──────── Data supplied ────────

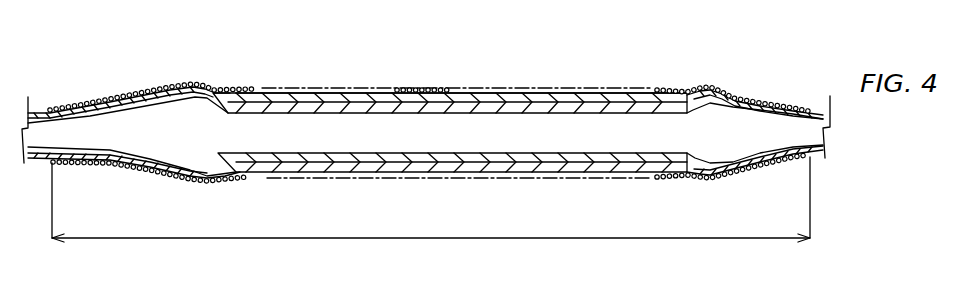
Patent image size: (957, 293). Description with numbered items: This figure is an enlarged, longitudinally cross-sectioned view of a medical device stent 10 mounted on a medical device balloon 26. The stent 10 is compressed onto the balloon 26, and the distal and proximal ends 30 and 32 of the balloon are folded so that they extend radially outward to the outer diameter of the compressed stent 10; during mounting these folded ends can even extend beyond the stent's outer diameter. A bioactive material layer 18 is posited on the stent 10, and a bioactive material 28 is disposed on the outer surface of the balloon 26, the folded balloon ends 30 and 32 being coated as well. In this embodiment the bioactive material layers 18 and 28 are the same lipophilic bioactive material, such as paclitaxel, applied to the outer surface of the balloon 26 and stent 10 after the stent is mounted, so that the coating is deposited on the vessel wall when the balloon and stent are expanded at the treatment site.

The medical device stent 10 is at (390, 94).
The bioactive material layer 18 is at (413, 87).
The medical device balloon 26 is at (597, 108).
The bioactive material 28 is at (195, 82).
The distal balloon end 30 is at (740, 82).
The proximal balloon end 32 is at (146, 84).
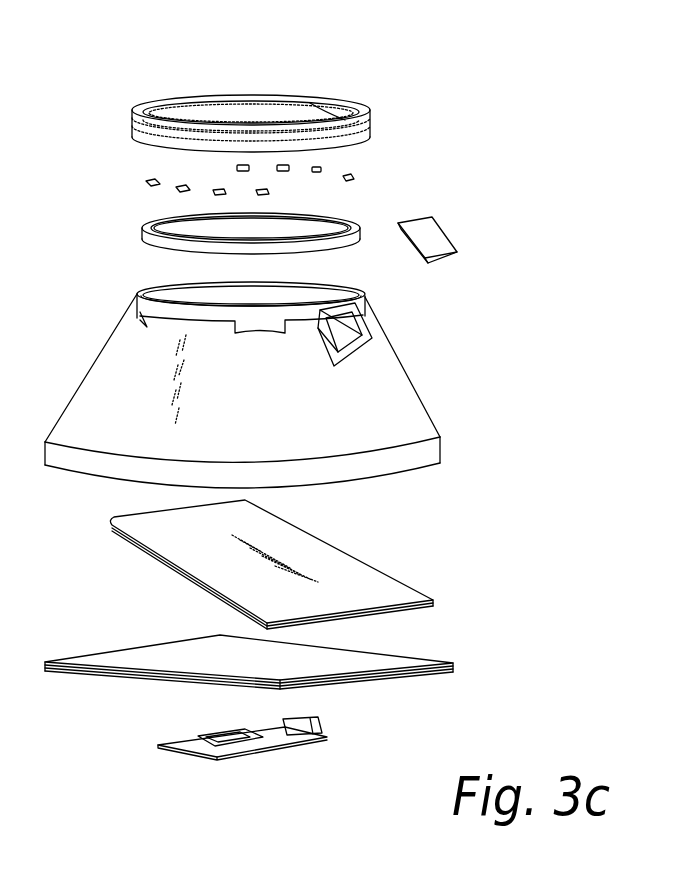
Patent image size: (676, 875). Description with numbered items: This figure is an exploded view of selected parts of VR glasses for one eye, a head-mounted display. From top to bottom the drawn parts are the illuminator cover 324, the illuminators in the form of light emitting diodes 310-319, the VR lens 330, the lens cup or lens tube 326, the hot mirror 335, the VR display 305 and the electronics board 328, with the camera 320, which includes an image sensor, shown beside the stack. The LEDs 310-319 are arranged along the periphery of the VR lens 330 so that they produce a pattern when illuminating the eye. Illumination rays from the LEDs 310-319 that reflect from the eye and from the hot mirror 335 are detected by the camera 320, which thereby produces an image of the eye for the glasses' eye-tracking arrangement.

The illuminator cover 324 is at (343, 112).
The light emitting diodes 310-319 is at (332, 174).
The camera 320 is at (433, 242).
The VR lens 330 is at (347, 243).
The lens cup 326 is at (413, 418).
The hot mirror 335 is at (372, 583).
The VR display 305 is at (407, 660).
The electronics board 328 is at (288, 743).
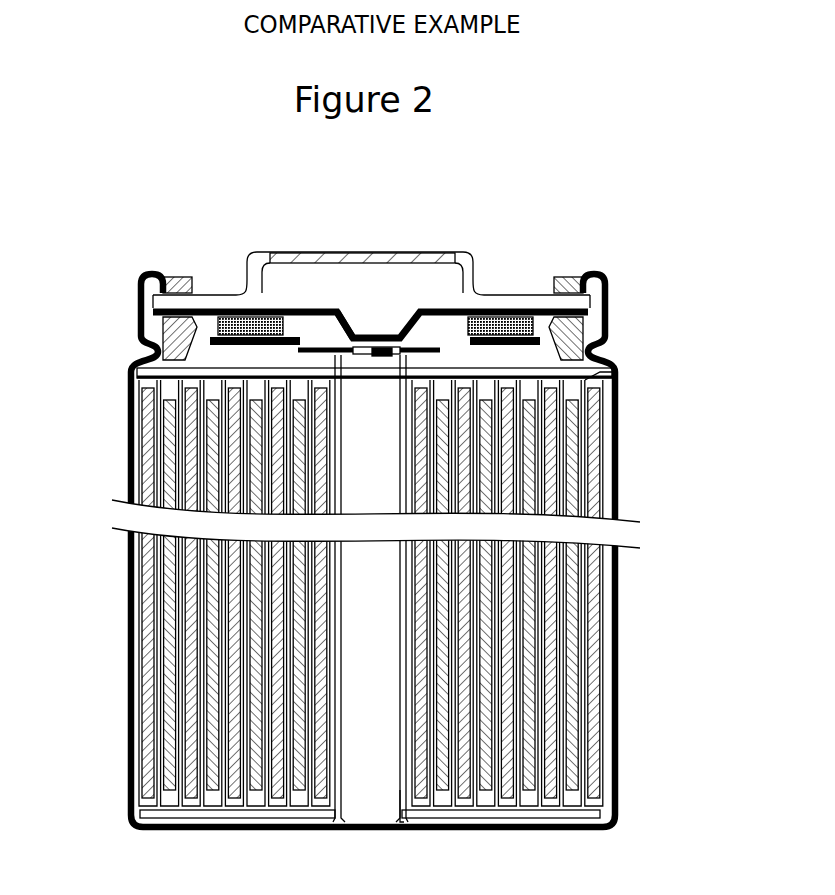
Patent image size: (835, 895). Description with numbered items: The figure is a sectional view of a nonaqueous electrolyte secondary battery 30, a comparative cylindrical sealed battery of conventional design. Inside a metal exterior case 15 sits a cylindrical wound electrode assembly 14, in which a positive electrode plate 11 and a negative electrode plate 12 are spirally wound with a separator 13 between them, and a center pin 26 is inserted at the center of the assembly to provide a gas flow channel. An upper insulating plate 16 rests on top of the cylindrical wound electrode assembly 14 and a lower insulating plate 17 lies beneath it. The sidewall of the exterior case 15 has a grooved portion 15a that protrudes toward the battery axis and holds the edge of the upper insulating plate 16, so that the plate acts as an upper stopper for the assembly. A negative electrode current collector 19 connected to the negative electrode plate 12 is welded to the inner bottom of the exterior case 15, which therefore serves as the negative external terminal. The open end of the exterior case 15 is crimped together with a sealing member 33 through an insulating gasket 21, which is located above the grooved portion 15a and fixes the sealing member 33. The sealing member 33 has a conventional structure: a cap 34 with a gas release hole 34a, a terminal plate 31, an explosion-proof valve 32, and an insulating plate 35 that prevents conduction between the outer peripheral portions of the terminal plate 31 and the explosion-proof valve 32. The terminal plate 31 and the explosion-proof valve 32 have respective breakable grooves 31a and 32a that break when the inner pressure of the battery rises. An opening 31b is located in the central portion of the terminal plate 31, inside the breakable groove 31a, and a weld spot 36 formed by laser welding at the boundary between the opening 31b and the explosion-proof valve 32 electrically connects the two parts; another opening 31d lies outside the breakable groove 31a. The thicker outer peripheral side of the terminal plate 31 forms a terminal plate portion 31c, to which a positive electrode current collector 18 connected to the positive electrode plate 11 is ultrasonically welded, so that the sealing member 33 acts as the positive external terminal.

The nonaqueous electrolyte secondary battery 30 is at (97, 191).
The positive electrode plate 11 is at (168, 643).
The negative electrode plate 12 is at (148, 699).
The separator 13 is at (158, 757).
The cylindrical wound electrode assembly 14 is at (610, 748).
The exterior case 15 is at (617, 694).
The grooved portion 15a is at (600, 352).
The upper insulating plate 16 is at (180, 376).
The lower insulating plate 17 is at (598, 816).
The positive electrode current collector 18 is at (593, 375).
The negative electrode current collector 19 is at (140, 813).
The insulating gasket 21 is at (200, 335).
The center pin 26 is at (407, 792).
The terminal plate 31 is at (386, 362).
The breakable groove 31a is at (345, 360).
The opening 31b is at (422, 360).
The terminal plate portion 31c is at (294, 360).
The opening 31d is at (268, 357).
The explosion-proof valve 32 is at (347, 320).
The breakable groove 32a is at (296, 300).
The sealing member 33 is at (238, 273).
The cap 34 is at (378, 252).
The gas release hole 34a is at (505, 290).
The insulating plate 35 is at (165, 284).
The weld spot 36 is at (393, 335).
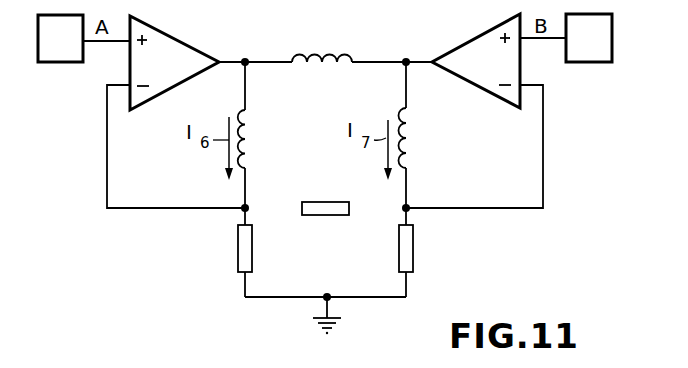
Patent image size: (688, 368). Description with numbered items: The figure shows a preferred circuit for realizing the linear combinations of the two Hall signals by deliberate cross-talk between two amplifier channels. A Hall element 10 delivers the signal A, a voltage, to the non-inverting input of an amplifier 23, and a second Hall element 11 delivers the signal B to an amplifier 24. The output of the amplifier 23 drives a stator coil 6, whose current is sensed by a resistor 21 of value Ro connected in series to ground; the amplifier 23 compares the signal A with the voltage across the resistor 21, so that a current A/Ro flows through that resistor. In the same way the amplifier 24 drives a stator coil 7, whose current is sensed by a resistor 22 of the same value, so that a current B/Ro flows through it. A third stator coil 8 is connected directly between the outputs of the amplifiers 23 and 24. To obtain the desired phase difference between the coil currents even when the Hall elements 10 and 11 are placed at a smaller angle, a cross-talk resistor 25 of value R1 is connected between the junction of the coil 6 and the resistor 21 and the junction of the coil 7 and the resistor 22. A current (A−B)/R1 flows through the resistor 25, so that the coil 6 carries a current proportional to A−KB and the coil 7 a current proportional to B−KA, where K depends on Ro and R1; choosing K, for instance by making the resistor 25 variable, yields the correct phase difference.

The Hall element 10 is at (62, 64).
The Hall element 11 is at (590, 64).
The amplifier 23 is at (180, 40).
The amplifier 24 is at (462, 43).
The third stator coil 8 is at (326, 55).
The stator coil 6 is at (250, 141).
The stator coil 7 is at (410, 135).
The cross-talk resistor 25 is at (322, 201).
The resistor 21 is at (254, 250).
The resistor 22 is at (415, 250).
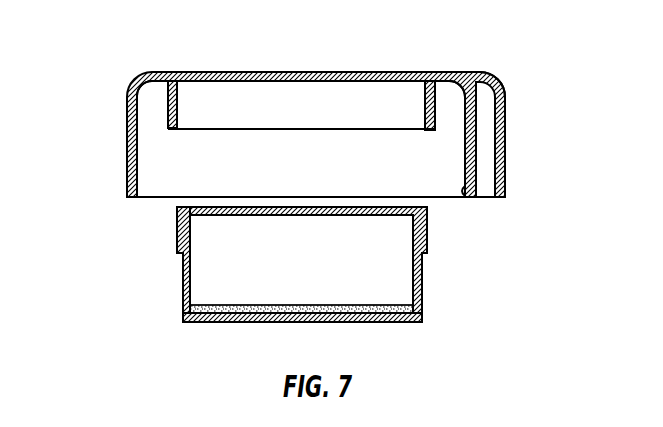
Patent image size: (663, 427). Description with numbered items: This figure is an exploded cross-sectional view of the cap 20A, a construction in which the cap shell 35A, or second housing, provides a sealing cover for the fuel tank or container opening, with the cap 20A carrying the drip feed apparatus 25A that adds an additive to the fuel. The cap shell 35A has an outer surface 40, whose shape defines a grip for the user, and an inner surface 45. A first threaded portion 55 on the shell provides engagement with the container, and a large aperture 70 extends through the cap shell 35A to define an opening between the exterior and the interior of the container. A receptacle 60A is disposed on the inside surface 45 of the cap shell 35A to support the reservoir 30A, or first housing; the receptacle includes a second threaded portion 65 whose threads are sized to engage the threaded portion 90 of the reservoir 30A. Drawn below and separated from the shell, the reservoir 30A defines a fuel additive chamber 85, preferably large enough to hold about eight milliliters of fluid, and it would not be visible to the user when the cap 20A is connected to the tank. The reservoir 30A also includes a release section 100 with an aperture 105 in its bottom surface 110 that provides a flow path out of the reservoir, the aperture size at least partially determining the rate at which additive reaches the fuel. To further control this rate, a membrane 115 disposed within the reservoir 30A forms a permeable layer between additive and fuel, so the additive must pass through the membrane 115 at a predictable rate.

The cap 20A is at (131, 27).
The top wall of closure 25A is at (487, 79).
The reservoir 30A is at (420, 312).
The cap shell 35A is at (505, 160).
The outer surface 40 is at (505, 113).
The inner surface 45 is at (460, 196).
The first threaded portion 55 is at (466, 173).
The receptacle 60A is at (168, 122).
The second threaded portion 65 is at (421, 92).
The aperture 70 is at (170, 132).
The fuel additive chamber 85 is at (418, 274).
The threaded portion 90 is at (177, 243).
The release section 100 is at (205, 298).
The aperture 105 is at (304, 323).
The bottom surface 110 is at (198, 323).
The membrane 115 is at (277, 304).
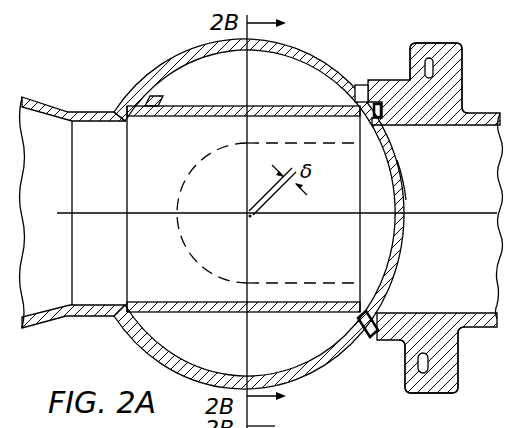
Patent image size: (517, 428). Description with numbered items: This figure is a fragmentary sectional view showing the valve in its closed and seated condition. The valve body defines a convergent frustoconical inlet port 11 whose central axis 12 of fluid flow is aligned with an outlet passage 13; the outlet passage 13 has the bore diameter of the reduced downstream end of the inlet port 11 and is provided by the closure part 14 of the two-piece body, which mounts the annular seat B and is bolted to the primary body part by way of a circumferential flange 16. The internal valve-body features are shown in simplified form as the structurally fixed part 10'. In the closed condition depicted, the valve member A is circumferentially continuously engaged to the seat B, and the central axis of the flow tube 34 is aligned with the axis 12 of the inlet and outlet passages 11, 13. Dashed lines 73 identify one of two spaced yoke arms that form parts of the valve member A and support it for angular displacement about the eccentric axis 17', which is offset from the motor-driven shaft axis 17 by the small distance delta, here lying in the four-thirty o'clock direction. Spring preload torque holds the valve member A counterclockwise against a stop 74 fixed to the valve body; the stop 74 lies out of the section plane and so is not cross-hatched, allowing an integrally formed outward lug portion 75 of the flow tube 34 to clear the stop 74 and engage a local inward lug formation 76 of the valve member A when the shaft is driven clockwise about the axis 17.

The simplified valve body 10' is at (259, 214).
The inlet port 11 is at (104, 187).
The central axis 12 is at (97, 234).
The outlet passage 13 is at (484, 257).
The closure part 14 is at (467, 335).
The circumferential flange 16 is at (453, 95).
The axis of rotary actuating displacement 17 is at (277, 221).
The eccentric axis 17' is at (271, 233).
The flow tube 34 is at (258, 314).
The yoke arm 73 is at (272, 143).
The stop 74 is at (366, 85).
The outward lug portion 75 is at (160, 98).
The inward lug formation 76 is at (362, 118).
The valve member A is at (407, 167).
The annular seat B is at (374, 314).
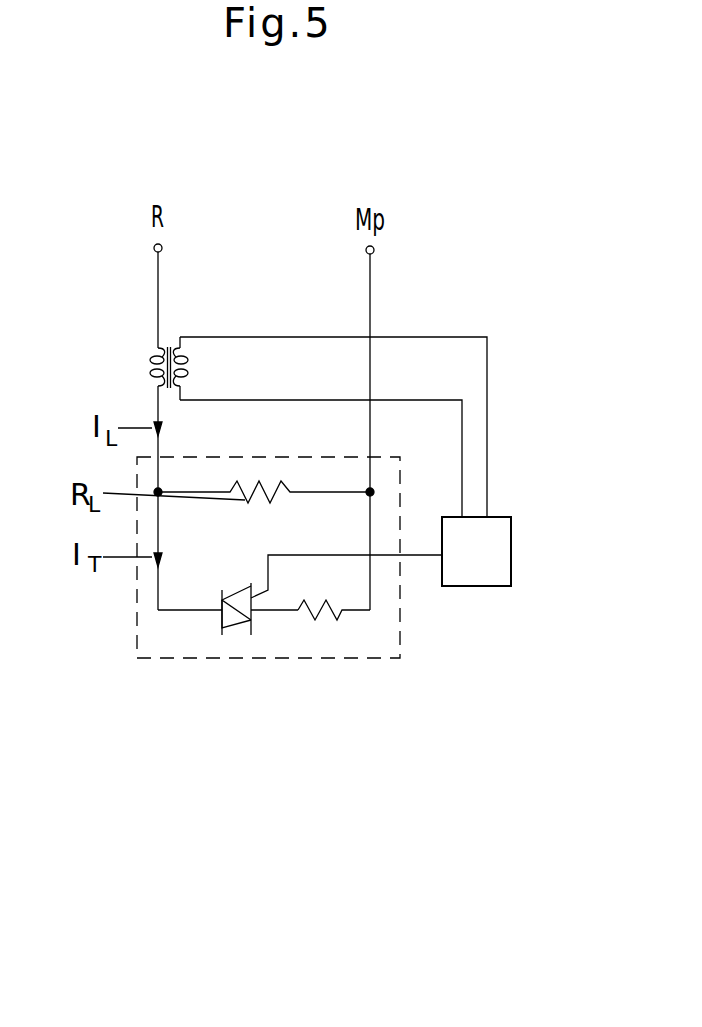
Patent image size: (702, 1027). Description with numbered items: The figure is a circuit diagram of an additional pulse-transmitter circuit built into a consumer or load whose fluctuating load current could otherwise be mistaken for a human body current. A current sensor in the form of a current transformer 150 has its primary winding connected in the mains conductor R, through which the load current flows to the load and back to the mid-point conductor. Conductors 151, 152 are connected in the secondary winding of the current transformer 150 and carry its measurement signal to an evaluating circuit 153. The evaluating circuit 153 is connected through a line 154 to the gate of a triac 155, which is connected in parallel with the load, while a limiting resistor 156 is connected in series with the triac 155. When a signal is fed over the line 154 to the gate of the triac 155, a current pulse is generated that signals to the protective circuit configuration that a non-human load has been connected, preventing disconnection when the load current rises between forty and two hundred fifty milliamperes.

The current transformer 150 is at (155, 372).
The conductor 151 is at (487, 375).
The conductor 152 is at (462, 433).
The evaluating circuit 153 is at (480, 551).
The line 154 is at (415, 557).
The triac 155 is at (233, 632).
The limiting resistor 156 is at (318, 618).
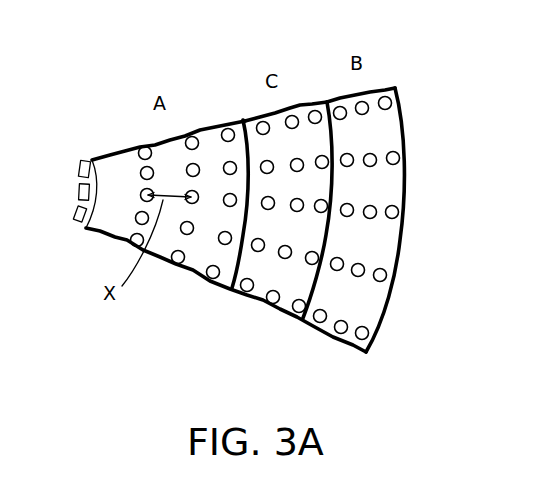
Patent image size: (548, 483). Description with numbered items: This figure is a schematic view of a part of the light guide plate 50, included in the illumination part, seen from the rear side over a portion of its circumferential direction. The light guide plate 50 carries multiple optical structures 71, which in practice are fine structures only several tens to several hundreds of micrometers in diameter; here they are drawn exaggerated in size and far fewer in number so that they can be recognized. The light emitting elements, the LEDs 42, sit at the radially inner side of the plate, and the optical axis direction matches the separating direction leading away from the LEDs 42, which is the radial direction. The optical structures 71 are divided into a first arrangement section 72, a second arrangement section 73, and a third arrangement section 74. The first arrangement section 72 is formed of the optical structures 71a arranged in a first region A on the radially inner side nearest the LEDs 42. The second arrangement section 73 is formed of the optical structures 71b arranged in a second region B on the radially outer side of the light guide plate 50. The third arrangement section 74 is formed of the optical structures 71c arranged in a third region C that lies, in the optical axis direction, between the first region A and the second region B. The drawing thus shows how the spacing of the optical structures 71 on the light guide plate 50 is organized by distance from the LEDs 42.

The LED 42 is at (73, 215).
The light guide plate 50 is at (409, 178).
The optical structures 71 is at (387, 271).
The optical structures 71a is at (187, 228).
The optical structures 71b is at (362, 338).
The optical structures 71c is at (285, 252).
The first arrangement section 72 is at (204, 122).
The second arrangement section 73 is at (384, 86).
The third arrangement section 74 is at (294, 102).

────────

Which lines of the material contain the word "mirror"? Gather each of them and copy it in full.

Response
Patent image size: (676, 875). Description with numbered items: This figure is an exploded view of selected parts of VR glasses for one eye, a head-mounted display. From top to bottom the drawn parts are the illuminator cover 324, the illuminators in the form of light emitting diodes 310-319, the VR lens 330, the lens cup or lens tube 326, the hot mirror 335, the VR display 305 and the electronics board 328, with the camera 320, which includes an image sensor, shown beside the stack. The LEDs 310-319 are arranged along the periphery of the VR lens 330 so that they produce a pattern when illuminating the eye. Illumination rays from the LEDs 310-319 that reflect from the eye and from the hot mirror 335 are detected by the camera 320, which thereby produces an image of the eye for the glasses' eye-tracking arrangement.
The hot mirror 335 is at (372, 583).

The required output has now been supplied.